Required task: What is the number of lines that include the word "Passivity"? Provide only that figure.

Data for this exercise:
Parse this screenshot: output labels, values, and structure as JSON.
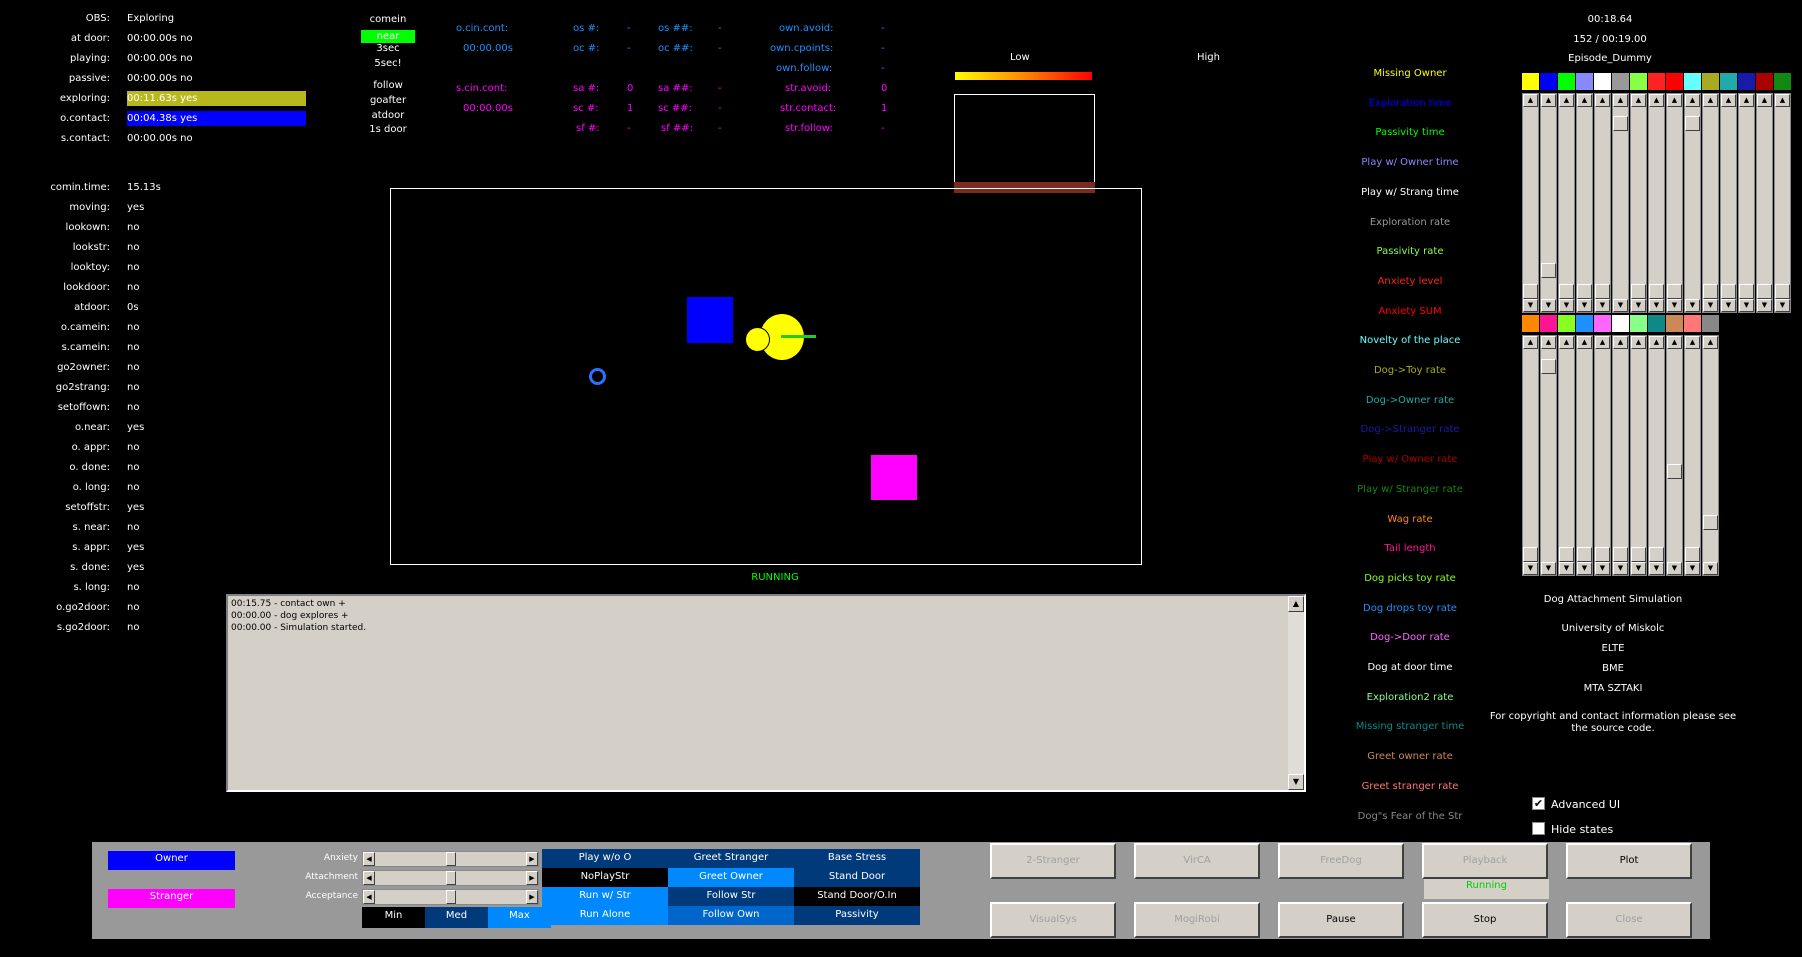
{
  "state_panel": {
    "rows": [
      {
        "label": "OBS:",
        "value": "Exploring"
      },
      {
        "label": "at door:",
        "value": "00:00.00s no"
      },
      {
        "label": "playing:",
        "value": "00:00.00s no"
      },
      {
        "label": "passive:",
        "value": "00:00.00s no"
      },
      {
        "label": "exploring:",
        "value": "00:11.63s yes",
        "bar": "#b8b81c"
      },
      {
        "label": "o.contact:",
        "value": "00:04.38s yes",
        "bar": "#0000ff"
      },
      {
        "label": "s.contact:",
        "value": "00:00.00s no"
      }
    ],
    "rows2": [
      {
        "label": "comin.time:",
        "value": "15.13s"
      },
      {
        "label": "moving:",
        "value": "yes"
      },
      {
        "label": "lookown:",
        "value": "no"
      },
      {
        "label": "lookstr:",
        "value": "no"
      },
      {
        "label": "looktoy:",
        "value": "no"
      },
      {
        "label": "lookdoor:",
        "value": "no"
      },
      {
        "label": "atdoor:",
        "value": "0s"
      },
      {
        "label": "o.camein:",
        "value": "no"
      },
      {
        "label": "s.camein:",
        "value": "no"
      },
      {
        "label": "go2owner:",
        "value": "no"
      },
      {
        "label": "go2strang:",
        "value": "no"
      },
      {
        "label": "setoffown:",
        "value": "no"
      },
      {
        "label": "o.near:",
        "value": "yes"
      },
      {
        "label": "o. appr:",
        "value": "no"
      },
      {
        "label": "o. done:",
        "value": "no"
      },
      {
        "label": "o. long:",
        "value": "no"
      },
      {
        "label": "setoffstr:",
        "value": "yes"
      },
      {
        "label": "s. near:",
        "value": "no"
      },
      {
        "label": "s. appr:",
        "value": "yes"
      },
      {
        "label": "s. done:",
        "value": "yes"
      },
      {
        "label": "s. long:",
        "value": "no"
      },
      {
        "label": "o.go2door:",
        "value": "no"
      },
      {
        "label": "s.go2door:",
        "value": "no"
      }
    ]
  },
  "comein": {
    "items": [
      "comein",
      "near",
      "3sec",
      "5sec!",
      "follow",
      "goafter",
      "atdoor",
      "1s door"
    ],
    "active_index": 1,
    "active_color": "#00ff00"
  },
  "counters": {
    "owner": {
      "color": "#1e90ff",
      "r1": [
        "o.cin.cont:",
        "os #:",
        "-",
        "os ##:",
        "-",
        "own.avoid:",
        "-"
      ],
      "r2": [
        "00:00.00s",
        "oc #:",
        "-",
        "oc ##:",
        "-",
        "own.cpoints:",
        "-"
      ],
      "r3": [
        "own.follow:",
        "-"
      ]
    },
    "stranger": {
      "color": "#ff00ff",
      "r1": [
        "s.cin.cont:",
        "sa #:",
        "0",
        "sa ##:",
        "-",
        "str.avoid:",
        "0"
      ],
      "r2": [
        "00:00.00s",
        "sc #:",
        "1",
        "sc ##:",
        "-",
        "str.contact:",
        "1"
      ],
      "r3": [
        "sf #:",
        "-",
        "sf ##:",
        "-",
        "str.follow:",
        "-"
      ]
    }
  },
  "scale": {
    "low": "Low",
    "high": "High"
  },
  "sim": {
    "status": "RUNNING",
    "status_color": "#00ff00"
  },
  "log": {
    "lines": [
      "00:15.75 - contact own +",
      "00:00.00 - dog explores +",
      "00:00.00 - Simulation started."
    ]
  },
  "metrics": [
    {
      "label": "Missing Owner",
      "color": "#ffff00"
    },
    {
      "label": "Exploration time",
      "color": "#0000ff"
    },
    {
      "label": "Passivity time",
      "color": "#00ff00"
    },
    {
      "label": "Play w/ Owner time",
      "color": "#8888ff"
    },
    {
      "label": "Play w/ Strang time",
      "color": "#ffffff"
    },
    {
      "label": "Exploration rate",
      "color": "#999999"
    },
    {
      "label": "Passivity rate",
      "color": "#88ff44"
    },
    {
      "label": "Anxiety level",
      "color": "#ff2222"
    },
    {
      "label": "Anxiety SUM",
      "color": "#ff0000"
    },
    {
      "label": "Novelty of the place",
      "color": "#66ffff"
    },
    {
      "label": "Dog->Toy rate",
      "color": "#aaaa22"
    },
    {
      "label": "Dog->Owner rate",
      "color": "#22aaaa"
    },
    {
      "label": "Dog->Stranger rate",
      "color": "#1a1aaa"
    },
    {
      "label": "Play w/ Owner rate",
      "color": "#aa0000"
    },
    {
      "label": "Play w/ Stranger rate",
      "color": "#118811"
    },
    {
      "label": "Wag rate",
      "color": "#ff8800"
    },
    {
      "label": "Tail length",
      "color": "#ff1493"
    },
    {
      "label": "Dog picks toy rate",
      "color": "#88ff22"
    },
    {
      "label": "Dog drops toy rate",
      "color": "#1e90ff"
    },
    {
      "label": "Dog->Door rate",
      "color": "#ff66ff"
    },
    {
      "label": "Dog at door time",
      "color": "#ffffff"
    },
    {
      "label": "Exploration2 rate",
      "color": "#88ff88"
    },
    {
      "label": "Missing stranger time",
      "color": "#118888"
    },
    {
      "label": "Greet owner rate",
      "color": "#cc8855"
    },
    {
      "label": "Greet stranger rate",
      "color": "#ff7777"
    },
    {
      "label": "Dog\"s Fear of the Str",
      "color": "#888888"
    }
  ],
  "header_right": {
    "time": "00:18.64",
    "progress": "152 / 00:19.00",
    "episode": "Episode_Dummy"
  },
  "slider_bank1": {
    "colors": [
      "#ffff00",
      "#0000ff",
      "#00ff00",
      "#8888ff",
      "#ffffff",
      "#999999",
      "#88ff44",
      "#ff2222",
      "#ff0000",
      "#66ffff",
      "#aaaa22",
      "#22aaaa",
      "#1a1aaa",
      "#aa0000",
      "#118811"
    ],
    "levels": [
      0.0,
      0.12,
      0.0,
      0.0,
      0.0,
      0.95,
      0.0,
      0.0,
      0.0,
      0.95,
      0.0,
      0.0,
      0.0,
      0.0,
      0.0
    ]
  },
  "slider_bank2": {
    "colors": [
      "#ff8800",
      "#ff1493",
      "#88ff22",
      "#1e90ff",
      "#ff66ff",
      "#ffffff",
      "#88ff88",
      "#118888",
      "#cc8855",
      "#ff7777",
      "#888888"
    ],
    "levels": [
      0.0,
      0.95,
      0.0,
      0.0,
      0.0,
      0.0,
      0.0,
      0.0,
      0.42,
      0.0,
      0.16
    ]
  },
  "about": {
    "title": "Dog Attachment Simulation",
    "lines": [
      "University of Miskolc",
      "ELTE",
      "BME",
      "MTA SZTAKI"
    ],
    "copyright": "For copyright and contact information please see the source code."
  },
  "options": {
    "advanced_ui": {
      "label": "Advanced UI",
      "checked": true
    },
    "hide_states": {
      "label": "Hide states",
      "checked": false
    }
  },
  "bottom": {
    "owner_label": "Owner",
    "stranger_label": "Stranger",
    "slider_labels": [
      "Anxiety",
      "Attachment",
      "Acceptance"
    ],
    "slider_levels": [
      0.5,
      0.5,
      0.5
    ],
    "level_buttons": [
      "Min",
      "Med",
      "Max"
    ],
    "grid": [
      [
        "Play w/o O",
        "Greet Stranger",
        "Base Stress"
      ],
      [
        "NoPlayStr",
        "Greet Owner",
        "Stand Door"
      ],
      [
        "Run w/ Str",
        "Follow Str",
        "Stand Door/O.In"
      ],
      [
        "Run Alone",
        "Follow Own",
        "Passivity"
      ]
    ],
    "buttons_row1": [
      {
        "label": "2-Stranger",
        "enabled": false
      },
      {
        "label": "VirCA",
        "enabled": false
      },
      {
        "label": "FreeDog",
        "enabled": false
      },
      {
        "label": "Playback",
        "enabled": false
      },
      {
        "label": "Plot",
        "enabled": true
      }
    ],
    "running_label": "Running",
    "buttons_row2": [
      {
        "label": "VisualSys",
        "enabled": false
      },
      {
        "label": "MogiRobi",
        "enabled": false
      },
      {
        "label": "Pause",
        "enabled": true
      },
      {
        "label": "Stop",
        "enabled": true
      },
      {
        "label": "Close",
        "enabled": false
      }
    ]
  }
}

Full solution: 3